■ Data extract
** Begin **
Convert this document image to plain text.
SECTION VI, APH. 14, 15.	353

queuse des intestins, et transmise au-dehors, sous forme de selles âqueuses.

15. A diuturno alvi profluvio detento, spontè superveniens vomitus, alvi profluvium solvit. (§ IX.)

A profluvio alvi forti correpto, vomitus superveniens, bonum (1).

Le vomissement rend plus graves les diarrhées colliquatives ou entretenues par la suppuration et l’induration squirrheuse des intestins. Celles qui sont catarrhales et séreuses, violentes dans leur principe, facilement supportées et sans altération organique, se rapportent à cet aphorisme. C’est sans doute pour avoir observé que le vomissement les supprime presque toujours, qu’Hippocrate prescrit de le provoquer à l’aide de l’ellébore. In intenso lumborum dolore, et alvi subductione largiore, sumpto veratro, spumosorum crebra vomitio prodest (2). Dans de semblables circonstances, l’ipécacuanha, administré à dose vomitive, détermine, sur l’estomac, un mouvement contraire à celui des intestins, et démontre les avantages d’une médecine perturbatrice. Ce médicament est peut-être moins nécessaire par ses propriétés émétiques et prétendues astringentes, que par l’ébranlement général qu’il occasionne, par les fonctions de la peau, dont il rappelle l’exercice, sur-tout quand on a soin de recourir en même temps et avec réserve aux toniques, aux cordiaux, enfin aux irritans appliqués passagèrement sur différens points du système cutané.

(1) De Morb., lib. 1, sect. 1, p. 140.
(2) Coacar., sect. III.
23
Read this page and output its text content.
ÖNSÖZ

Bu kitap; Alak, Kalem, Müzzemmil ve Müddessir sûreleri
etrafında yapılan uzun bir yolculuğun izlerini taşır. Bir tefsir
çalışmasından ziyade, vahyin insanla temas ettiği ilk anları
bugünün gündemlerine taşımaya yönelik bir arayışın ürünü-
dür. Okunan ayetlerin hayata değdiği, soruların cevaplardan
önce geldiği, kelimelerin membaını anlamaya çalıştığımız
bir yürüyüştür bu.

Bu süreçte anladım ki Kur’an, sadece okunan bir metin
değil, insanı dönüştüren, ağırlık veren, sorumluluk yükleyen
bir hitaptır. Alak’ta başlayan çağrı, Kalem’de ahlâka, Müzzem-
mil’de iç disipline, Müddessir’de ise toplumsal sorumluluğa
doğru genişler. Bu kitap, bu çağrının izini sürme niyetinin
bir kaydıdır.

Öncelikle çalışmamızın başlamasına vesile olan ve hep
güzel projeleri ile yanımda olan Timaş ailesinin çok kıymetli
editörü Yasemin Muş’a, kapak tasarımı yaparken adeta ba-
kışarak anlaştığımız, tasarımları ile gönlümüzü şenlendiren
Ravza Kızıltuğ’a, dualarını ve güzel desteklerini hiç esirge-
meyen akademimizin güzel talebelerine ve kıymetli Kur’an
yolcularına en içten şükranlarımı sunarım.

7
** End **
■ Brief
Output all of the data above without any alteration.

■ Exercise output
Convert this document image to plain text.
SECTION VI, APH. 14, 15.	353

queuse des intestins, et transmise au-dehors, sous forme de selles âqueuses.

15. A diuturno alvi profluvio detento, spontè superveniens vomitus, alvi profluvium solvit. (§ IX.)

A profluvio alvi forti correpto, vomitus superveniens, bonum (1).

Le vomissement rend plus graves les diarrhées colliquatives ou entretenues par la suppuration et l’induration squirrheuse des intestins. Celles qui sont catarrhales et séreuses, violentes dans leur principe, facilement supportées et sans altération organique, se rapportent à cet aphorisme. C’est sans doute pour avoir observé que le vomissement les supprime presque toujours, qu’Hippocrate prescrit de le provoquer à l’aide de l’ellébore. In intenso lumborum dolore, et alvi subductione largiore, sumpto veratro, spumosorum crebra vomitio prodest (2). Dans de semblables circonstances, l’ipécacuanha, administré à dose vomitive, détermine, sur l’estomac, un mouvement contraire à celui des intestins, et démontre les avantages d’une médecine perturbatrice. Ce médicament est peut-être moins nécessaire par ses propriétés émétiques et prétendues astringentes, que par l’ébranlement général qu’il occasionne, par les fonctions de la peau, dont il rappelle l’exercice, sur-tout quand on a soin de recourir en même temps et avec réserve aux toniques, aux cordiaux, enfin aux irritans appliqués passagèrement sur différens points du système cutané.

(1) De Morb., lib. 1, sect. 1, p. 140.
(2) Coacar., sect. III.
23
Read this page and output its text content.
ÖNSÖZ

Bu kitap; Alak, Kalem, Müzzemmil ve Müddessir sûreleri
etrafında yapılan uzun bir yolculuğun izlerini taşır. Bir tefsir
çalışmasından ziyade, vahyin insanla temas ettiği ilk anları
bugünün gündemlerine taşımaya yönelik bir arayışın ürünü-
dür. Okunan ayetlerin hayata değdiği, soruların cevaplardan
önce geldiği, kelimelerin membaını anlamaya çalıştığımız
bir yürüyüştür bu.

Bu süreçte anladım ki Kur’an, sadece okunan bir metin
değil, insanı dönüştüren, ağırlık veren, sorumluluk yükleyen
bir hitaptır. Alak’ta başlayan çağrı, Kalem’de ahlâka, Müzzem-
mil’de iç disipline, Müddessir’de ise toplumsal sorumluluğa
doğru genişler. Bu kitap, bu çağrının izini sürme niyetinin
bir kaydıdır.

Öncelikle çalışmamızın başlamasına vesile olan ve hep
güzel projeleri ile yanımda olan Timaş ailesinin çok kıymetli
editörü Yasemin Muş’a, kapak tasarımı yaparken adeta ba-
kışarak anlaştığımız, tasarımları ile gönlümüzü şenlendiren
Ravza Kızıltuğ’a, dualarını ve güzel desteklerini hiç esirge-
meyen akademimizin güzel talebelerine ve kıymetli Kur’an
yolcularına en içten şükranlarımı sunarım.

7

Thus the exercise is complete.